__GOAL__. Without including any pictures, write out the listing below exactly.

__DATA PROVIDED__.
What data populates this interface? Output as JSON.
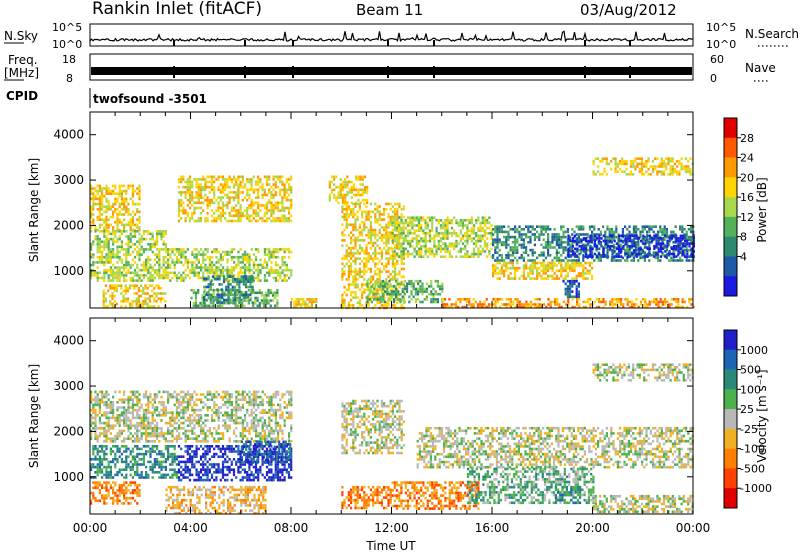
{
  "header": {
    "station": "Rankin Inlet (fitACF)",
    "beam": "Beam 11",
    "date": "03/Aug/2012"
  },
  "aux_panels": {
    "nsky": {
      "label": "N.Sky",
      "ticks": [
        "10^5",
        "10^0"
      ],
      "right_label": "N.Search",
      "right_ticks": [
        "10^5",
        "10^0"
      ]
    },
    "freq": {
      "label_line1": "Freq.",
      "label_line2": "[MHz]",
      "ticks": [
        "18",
        "8"
      ],
      "right_label": "Nave",
      "right_ticks": [
        "60",
        "0"
      ]
    },
    "cpid": {
      "label": "CPID",
      "value": "twofsound -3501"
    }
  },
  "colorbars": {
    "power": {
      "label": "Power [dB]",
      "ticks": [
        "28",
        "24",
        "20",
        "16",
        "12",
        "8",
        "4"
      ],
      "colors": [
        "#e00000",
        "#ff5a00",
        "#ff9900",
        "#ffd400",
        "#a8d84a",
        "#55b05a",
        "#2e8a6e",
        "#1c5aa8",
        "#1a1ae0"
      ]
    },
    "velocity": {
      "label": "Velocity [m s⁻¹]",
      "ticks": [
        "1000",
        "500",
        "100",
        "25",
        "-25",
        "-100",
        "-500",
        "-1000"
      ],
      "colors": [
        "#2020c8",
        "#1e64b4",
        "#2a8a7a",
        "#4cb04c",
        "#b8b8b8",
        "#f0b020",
        "#ff8000",
        "#ff4000",
        "#e00000"
      ]
    }
  },
  "chart_data": [
    {
      "type": "heatmap",
      "name": "power",
      "ylabel": "Slant Range [km]",
      "ylim": [
        180,
        4500
      ],
      "yticks": [
        1000,
        2000,
        3000,
        4000
      ],
      "xlim": [
        0,
        24
      ],
      "regions": [
        {
          "x0": 0.0,
          "x1": 2.0,
          "y0": 1900,
          "y1": 2900,
          "level": 3
        },
        {
          "x0": 0.0,
          "x1": 3.0,
          "y0": 1500,
          "y1": 1900,
          "level": 4
        },
        {
          "x0": 0.0,
          "x1": 8.0,
          "y0": 800,
          "y1": 1500,
          "level": 4
        },
        {
          "x0": 3.5,
          "x1": 8.0,
          "y0": 2100,
          "y1": 3100,
          "level": 3
        },
        {
          "x0": 4.0,
          "x1": 7.5,
          "y0": 200,
          "y1": 600,
          "level": 5
        },
        {
          "x0": 4.5,
          "x1": 6.5,
          "y0": 300,
          "y1": 900,
          "level": 6
        },
        {
          "x0": 0.5,
          "x1": 3.0,
          "y0": 200,
          "y1": 700,
          "level": 3
        },
        {
          "x0": 8.0,
          "x1": 9.0,
          "y0": 200,
          "y1": 400,
          "level": 3
        },
        {
          "x0": 9.5,
          "x1": 11.0,
          "y0": 2500,
          "y1": 3100,
          "level": 3
        },
        {
          "x0": 10.0,
          "x1": 12.5,
          "y0": 200,
          "y1": 2500,
          "level": 3
        },
        {
          "x0": 11.0,
          "x1": 14.0,
          "y0": 300,
          "y1": 800,
          "level": 5
        },
        {
          "x0": 12.0,
          "x1": 16.0,
          "y0": 1300,
          "y1": 2200,
          "level": 4
        },
        {
          "x0": 16.0,
          "x1": 24.0,
          "y0": 1200,
          "y1": 2000,
          "level": 6
        },
        {
          "x0": 19.0,
          "x1": 24.0,
          "y0": 1300,
          "y1": 1800,
          "level": 8
        },
        {
          "x0": 16.0,
          "x1": 20.0,
          "y0": 800,
          "y1": 1200,
          "level": 3
        },
        {
          "x0": 18.8,
          "x1": 19.5,
          "y0": 400,
          "y1": 800,
          "level": 7
        },
        {
          "x0": 20.0,
          "x1": 24.0,
          "y0": 3100,
          "y1": 3500,
          "level": 3
        },
        {
          "x0": 14.0,
          "x1": 24.0,
          "y0": 200,
          "y1": 400,
          "level": 2
        }
      ]
    },
    {
      "type": "heatmap",
      "name": "velocity",
      "ylabel": "Slant Range [km]",
      "xlabel": "Time UT",
      "ylim": [
        180,
        4500
      ],
      "yticks": [
        1000,
        2000,
        3000,
        4000
      ],
      "xlim": [
        0,
        24
      ],
      "xticks": [
        "00:00",
        "04:00",
        "08:00",
        "12:00",
        "16:00",
        "20:00",
        "00:00"
      ],
      "regions": [
        {
          "x0": 0.0,
          "x1": 8.0,
          "y0": 1800,
          "y1": 2900,
          "level": 4
        },
        {
          "x0": 0.0,
          "x1": 3.5,
          "y0": 1000,
          "y1": 1700,
          "level": 2
        },
        {
          "x0": 3.5,
          "x1": 8.0,
          "y0": 900,
          "y1": 1700,
          "level": 0
        },
        {
          "x0": 6.0,
          "x1": 8.0,
          "y0": 1300,
          "y1": 1800,
          "level": 1
        },
        {
          "x0": 0.0,
          "x1": 2.0,
          "y0": 400,
          "y1": 900,
          "level": 6
        },
        {
          "x0": 3.0,
          "x1": 7.0,
          "y0": 200,
          "y1": 800,
          "level": 5
        },
        {
          "x0": 10.0,
          "x1": 12.5,
          "y0": 1500,
          "y1": 2700,
          "level": 4
        },
        {
          "x0": 12.0,
          "x1": 15.5,
          "y0": 300,
          "y1": 900,
          "level": 6
        },
        {
          "x0": 10.0,
          "x1": 12.0,
          "y0": 300,
          "y1": 800,
          "level": 6
        },
        {
          "x0": 13.0,
          "x1": 24.0,
          "y0": 1200,
          "y1": 2100,
          "level": 4
        },
        {
          "x0": 15.0,
          "x1": 20.0,
          "y0": 400,
          "y1": 1200,
          "level": 3
        },
        {
          "x0": 18.5,
          "x1": 19.5,
          "y0": 400,
          "y1": 800,
          "level": 2
        },
        {
          "x0": 20.0,
          "x1": 24.0,
          "y0": 3100,
          "y1": 3500,
          "level": 4
        },
        {
          "x0": 20.0,
          "x1": 24.0,
          "y0": 200,
          "y1": 600,
          "level": 4
        }
      ]
    }
  ]
}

__TASK RESULT__.
What data populates this interface? Output as JSON.
{
  "header": {
    "station": "Rankin Inlet (fitACF)",
    "beam": "Beam 11",
    "date": "03/Aug/2012"
  },
  "aux_panels": {
    "nsky": {
      "label": "N.Sky",
      "ticks": [
        "10^5",
        "10^0"
      ],
      "right_label": "N.Search",
      "right_ticks": [
        "10^5",
        "10^0"
      ]
    },
    "freq": {
      "label_line1": "Freq.",
      "label_line2": "[MHz]",
      "ticks": [
        "18",
        "8"
      ],
      "right_label": "Nave",
      "right_ticks": [
        "60",
        "0"
      ]
    },
    "cpid": {
      "label": "CPID",
      "value": "twofsound -3501"
    }
  },
  "colorbars": {
    "power": {
      "label": "Power [dB]",
      "ticks": [
        "28",
        "24",
        "20",
        "16",
        "12",
        "8",
        "4"
      ],
      "colors": [
        "#e00000",
        "#ff5a00",
        "#ff9900",
        "#ffd400",
        "#a8d84a",
        "#55b05a",
        "#2e8a6e",
        "#1c5aa8",
        "#1a1ae0"
      ]
    },
    "velocity": {
      "label": "Velocity [m s⁻¹]",
      "ticks": [
        "1000",
        "500",
        "100",
        "25",
        "-25",
        "-100",
        "-500",
        "-1000"
      ],
      "colors": [
        "#2020c8",
        "#1e64b4",
        "#2a8a7a",
        "#4cb04c",
        "#b8b8b8",
        "#f0b020",
        "#ff8000",
        "#ff4000",
        "#e00000"
      ]
    }
  },
  "chart_data": [
    {
      "type": "heatmap",
      "name": "power",
      "ylabel": "Slant Range [km]",
      "ylim": [
        180,
        4500
      ],
      "yticks": [
        1000,
        2000,
        3000,
        4000
      ],
      "xlim": [
        0,
        24
      ],
      "regions": [
        {
          "x0": 0.0,
          "x1": 2.0,
          "y0": 1900,
          "y1": 2900,
          "level": 3
        },
        {
          "x0": 0.0,
          "x1": 3.0,
          "y0": 1500,
          "y1": 1900,
          "level": 4
        },
        {
          "x0": 0.0,
          "x1": 8.0,
          "y0": 800,
          "y1": 1500,
          "level": 4
        },
        {
          "x0": 3.5,
          "x1": 8.0,
          "y0": 2100,
          "y1": 3100,
          "level": 3
        },
        {
          "x0": 4.0,
          "x1": 7.5,
          "y0": 200,
          "y1": 600,
          "level": 5
        },
        {
          "x0": 4.5,
          "x1": 6.5,
          "y0": 300,
          "y1": 900,
          "level": 6
        },
        {
          "x0": 0.5,
          "x1": 3.0,
          "y0": 200,
          "y1": 700,
          "level": 3
        },
        {
          "x0": 8.0,
          "x1": 9.0,
          "y0": 200,
          "y1": 400,
          "level": 3
        },
        {
          "x0": 9.5,
          "x1": 11.0,
          "y0": 2500,
          "y1": 3100,
          "level": 3
        },
        {
          "x0": 10.0,
          "x1": 12.5,
          "y0": 200,
          "y1": 2500,
          "level": 3
        },
        {
          "x0": 11.0,
          "x1": 14.0,
          "y0": 300,
          "y1": 800,
          "level": 5
        },
        {
          "x0": 12.0,
          "x1": 16.0,
          "y0": 1300,
          "y1": 2200,
          "level": 4
        },
        {
          "x0": 16.0,
          "x1": 24.0,
          "y0": 1200,
          "y1": 2000,
          "level": 6
        },
        {
          "x0": 19.0,
          "x1": 24.0,
          "y0": 1300,
          "y1": 1800,
          "level": 8
        },
        {
          "x0": 16.0,
          "x1": 20.0,
          "y0": 800,
          "y1": 1200,
          "level": 3
        },
        {
          "x0": 18.8,
          "x1": 19.5,
          "y0": 400,
          "y1": 800,
          "level": 7
        },
        {
          "x0": 20.0,
          "x1": 24.0,
          "y0": 3100,
          "y1": 3500,
          "level": 3
        },
        {
          "x0": 14.0,
          "x1": 24.0,
          "y0": 200,
          "y1": 400,
          "level": 2
        }
      ]
    },
    {
      "type": "heatmap",
      "name": "velocity",
      "ylabel": "Slant Range [km]",
      "xlabel": "Time UT",
      "ylim": [
        180,
        4500
      ],
      "yticks": [
        1000,
        2000,
        3000,
        4000
      ],
      "xlim": [
        0,
        24
      ],
      "xticks": [
        "00:00",
        "04:00",
        "08:00",
        "12:00",
        "16:00",
        "20:00",
        "00:00"
      ],
      "regions": [
        {
          "x0": 0.0,
          "x1": 8.0,
          "y0": 1800,
          "y1": 2900,
          "level": 4
        },
        {
          "x0": 0.0,
          "x1": 3.5,
          "y0": 1000,
          "y1": 1700,
          "level": 2
        },
        {
          "x0": 3.5,
          "x1": 8.0,
          "y0": 900,
          "y1": 1700,
          "level": 0
        },
        {
          "x0": 6.0,
          "x1": 8.0,
          "y0": 1300,
          "y1": 1800,
          "level": 1
        },
        {
          "x0": 0.0,
          "x1": 2.0,
          "y0": 400,
          "y1": 900,
          "level": 6
        },
        {
          "x0": 3.0,
          "x1": 7.0,
          "y0": 200,
          "y1": 800,
          "level": 5
        },
        {
          "x0": 10.0,
          "x1": 12.5,
          "y0": 1500,
          "y1": 2700,
          "level": 4
        },
        {
          "x0": 12.0,
          "x1": 15.5,
          "y0": 300,
          "y1": 900,
          "level": 6
        },
        {
          "x0": 10.0,
          "x1": 12.0,
          "y0": 300,
          "y1": 800,
          "level": 6
        },
        {
          "x0": 13.0,
          "x1": 24.0,
          "y0": 1200,
          "y1": 2100,
          "level": 4
        },
        {
          "x0": 15.0,
          "x1": 20.0,
          "y0": 400,
          "y1": 1200,
          "level": 3
        },
        {
          "x0": 18.5,
          "x1": 19.5,
          "y0": 400,
          "y1": 800,
          "level": 2
        },
        {
          "x0": 20.0,
          "x1": 24.0,
          "y0": 3100,
          "y1": 3500,
          "level": 4
        },
        {
          "x0": 20.0,
          "x1": 24.0,
          "y0": 200,
          "y1": 600,
          "level": 4
        }
      ]
    }
  ]
}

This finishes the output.